[START]

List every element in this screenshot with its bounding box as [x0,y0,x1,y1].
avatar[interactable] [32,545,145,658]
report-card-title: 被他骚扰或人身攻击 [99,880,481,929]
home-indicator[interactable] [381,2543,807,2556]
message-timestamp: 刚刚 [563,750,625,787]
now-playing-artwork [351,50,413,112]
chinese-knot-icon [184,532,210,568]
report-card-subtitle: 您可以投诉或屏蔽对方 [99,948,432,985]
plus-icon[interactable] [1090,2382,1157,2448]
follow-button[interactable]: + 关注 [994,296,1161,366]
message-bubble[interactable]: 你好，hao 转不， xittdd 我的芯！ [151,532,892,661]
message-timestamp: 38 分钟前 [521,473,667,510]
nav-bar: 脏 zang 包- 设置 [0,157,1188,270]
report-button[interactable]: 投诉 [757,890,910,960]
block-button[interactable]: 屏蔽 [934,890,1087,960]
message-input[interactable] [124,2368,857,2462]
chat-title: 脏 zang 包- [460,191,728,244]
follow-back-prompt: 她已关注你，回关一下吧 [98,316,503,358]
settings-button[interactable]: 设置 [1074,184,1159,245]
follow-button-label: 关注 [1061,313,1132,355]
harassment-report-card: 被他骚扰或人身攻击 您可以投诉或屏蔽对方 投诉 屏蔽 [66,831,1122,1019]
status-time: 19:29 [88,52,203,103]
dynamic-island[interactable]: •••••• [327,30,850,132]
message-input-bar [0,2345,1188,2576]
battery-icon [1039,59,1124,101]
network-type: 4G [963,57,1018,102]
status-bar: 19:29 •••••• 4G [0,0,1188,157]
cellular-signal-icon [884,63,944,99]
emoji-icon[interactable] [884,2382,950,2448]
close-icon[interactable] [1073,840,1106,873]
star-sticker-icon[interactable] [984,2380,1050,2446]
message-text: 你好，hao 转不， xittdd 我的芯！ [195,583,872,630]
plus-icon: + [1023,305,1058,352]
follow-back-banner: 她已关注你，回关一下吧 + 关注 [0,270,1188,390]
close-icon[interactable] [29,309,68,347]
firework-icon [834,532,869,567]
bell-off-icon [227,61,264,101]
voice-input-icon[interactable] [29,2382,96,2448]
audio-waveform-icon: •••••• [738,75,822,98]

[END]

§ **Requirements**: List the rows as a numbered list, leaving out blank lines, starting with the first line of the rows and continuing through the line containing "now-playing-artwork [351,50,413,112]".

§ **Task result**:
1. List every element in this screenshot with its bounding box as [x0,y0,x1,y1].
2. avatar[interactable] [32,545,145,658]
3. report-card-title: 被他骚扰或人身攻击 [99,880,481,929]
4. home-indicator[interactable] [381,2543,807,2556]
5. message-timestamp: 刚刚 [563,750,625,787]
6. now-playing-artwork [351,50,413,112]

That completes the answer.